- Your goal
Output every record below exactly as it appears.

[Source records]
━━━

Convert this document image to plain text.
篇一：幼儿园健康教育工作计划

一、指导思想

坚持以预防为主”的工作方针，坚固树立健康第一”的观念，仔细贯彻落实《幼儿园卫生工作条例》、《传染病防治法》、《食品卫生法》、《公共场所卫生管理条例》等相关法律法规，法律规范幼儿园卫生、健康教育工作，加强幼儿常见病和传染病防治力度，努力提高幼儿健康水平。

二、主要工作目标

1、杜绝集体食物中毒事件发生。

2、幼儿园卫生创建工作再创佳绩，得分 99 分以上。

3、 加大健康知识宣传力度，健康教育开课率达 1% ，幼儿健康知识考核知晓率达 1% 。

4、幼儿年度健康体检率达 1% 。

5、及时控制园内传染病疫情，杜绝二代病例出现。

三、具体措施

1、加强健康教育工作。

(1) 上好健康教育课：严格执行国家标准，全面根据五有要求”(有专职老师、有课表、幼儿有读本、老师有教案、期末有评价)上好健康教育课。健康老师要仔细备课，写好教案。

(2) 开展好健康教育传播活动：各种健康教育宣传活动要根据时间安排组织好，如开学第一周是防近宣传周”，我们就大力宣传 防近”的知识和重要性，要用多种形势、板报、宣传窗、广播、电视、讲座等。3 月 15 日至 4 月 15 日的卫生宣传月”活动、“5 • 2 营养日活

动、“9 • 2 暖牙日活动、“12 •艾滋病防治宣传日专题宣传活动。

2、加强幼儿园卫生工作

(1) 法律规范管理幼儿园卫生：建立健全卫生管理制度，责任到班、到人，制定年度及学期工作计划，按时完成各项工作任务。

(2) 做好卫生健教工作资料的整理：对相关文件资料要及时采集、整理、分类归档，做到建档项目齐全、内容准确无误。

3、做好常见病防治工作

━━━

- Result
Convert this document image to plain text.
篇一：幼儿园健康教育工作计划

一、指导思想

坚持以预防为主”的工作方针，坚固树立健康第一”的观念，仔细贯彻落实《幼儿园卫生工作条例》、《传染病防治法》、《食品卫生法》、《公共场所卫生管理条例》等相关法律法规，法律规范幼儿园卫生、健康教育工作，加强幼儿常见病和传染病防治力度，努力提高幼儿健康水平。

二、主要工作目标

1、杜绝集体食物中毒事件发生。

2、幼儿园卫生创建工作再创佳绩，得分 99 分以上。

3、 加大健康知识宣传力度，健康教育开课率达 1% ，幼儿健康知识考核知晓率达 1% 。

4、幼儿年度健康体检率达 1% 。

5、及时控制园内传染病疫情，杜绝二代病例出现。

三、具体措施

1、加强健康教育工作。

(1) 上好健康教育课：严格执行国家标准，全面根据五有要求”(有专职老师、有课表、幼儿有读本、老师有教案、期末有评价)上好健康教育课。健康老师要仔细备课，写好教案。

(2) 开展好健康教育传播活动：各种健康教育宣传活动要根据时间安排组织好，如开学第一周是防近宣传周”，我们就大力宣传 防近”的知识和重要性，要用多种形势、板报、宣传窗、广播、电视、讲座等。3 月 15 日至 4 月 15 日的卫生宣传月”活动、“5 • 2 营养日活

动、“9 • 2 暖牙日活动、“12 •艾滋病防治宣传日专题宣传活动。

2、加强幼儿园卫生工作

(1) 法律规范管理幼儿园卫生：建立健全卫生管理制度，责任到班、到人，制定年度及学期工作计划，按时完成各项工作任务。

(2) 做好卫生健教工作资料的整理：对相关文件资料要及时采集、整理、分类归档，做到建档项目齐全、内容准确无误。

3、做好常见病防治工作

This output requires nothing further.